─── LISTING

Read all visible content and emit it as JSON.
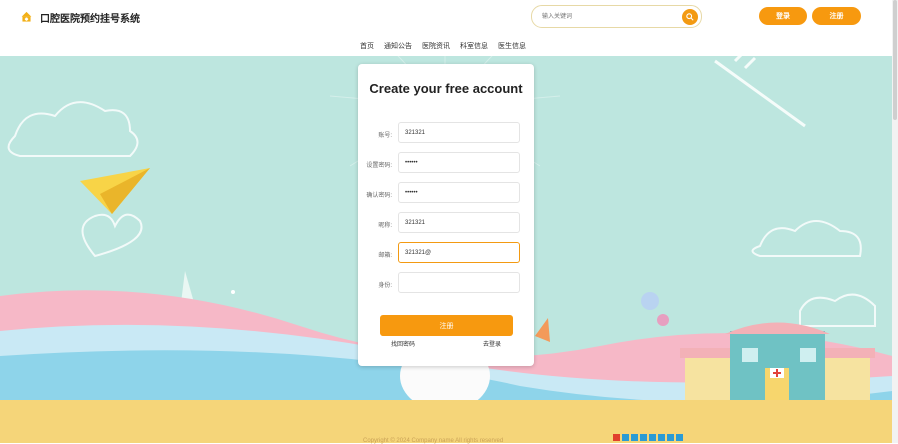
{
  "header": {
    "site_title": "口腔医院预约挂号系统",
    "search_placeholder": "输入关键词",
    "login_label": "登录",
    "register_label": "注册"
  },
  "nav": {
    "items": [
      "首页",
      "通知公告",
      "医院资讯",
      "科室信息",
      "医生信息"
    ]
  },
  "form": {
    "title": "Create your free account",
    "fields": [
      {
        "label": "账号:",
        "value": "321321"
      },
      {
        "label": "设置密码:",
        "value": "••••••"
      },
      {
        "label": "确认密码:",
        "value": "••••••"
      },
      {
        "label": "昵称:",
        "value": "321321"
      },
      {
        "label": "邮箱:",
        "value": "321321@"
      },
      {
        "label": "身份:",
        "value": ""
      }
    ],
    "submit_label": "注册",
    "forgot_label": "找回密码",
    "login_link_label": "去登录"
  },
  "footer": {
    "copyright": "Copyright © 2024 Company name All rights reserved"
  },
  "colors": {
    "accent": "#f7990f",
    "background": "#bde6df",
    "footer": "#f5d579"
  }
}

──────

### [TASK DETAILS]
Reproduce the entries exactly. Do not carry over any picture.

### [WRITTEN ANSWER]
Read all visible content and emit it as JSON.
{
  "header": {
    "site_title": "口腔医院预约挂号系统",
    "search_placeholder": "输入关键词",
    "login_label": "登录",
    "register_label": "注册"
  },
  "nav": {
    "items": [
      "首页",
      "通知公告",
      "医院资讯",
      "科室信息",
      "医生信息"
    ]
  },
  "form": {
    "title": "Create your free account",
    "fields": [
      {
        "label": "账号:",
        "value": "321321"
      },
      {
        "label": "设置密码:",
        "value": "••••••"
      },
      {
        "label": "确认密码:",
        "value": "••••••"
      },
      {
        "label": "昵称:",
        "value": "321321"
      },
      {
        "label": "邮箱:",
        "value": "321321@"
      },
      {
        "label": "身份:",
        "value": ""
      }
    ],
    "submit_label": "注册",
    "forgot_label": "找回密码",
    "login_link_label": "去登录"
  },
  "footer": {
    "copyright": "Copyright © 2024 Company name All rights reserved"
  },
  "colors": {
    "accent": "#f7990f",
    "background": "#bde6df",
    "footer": "#f5d579"
  }
}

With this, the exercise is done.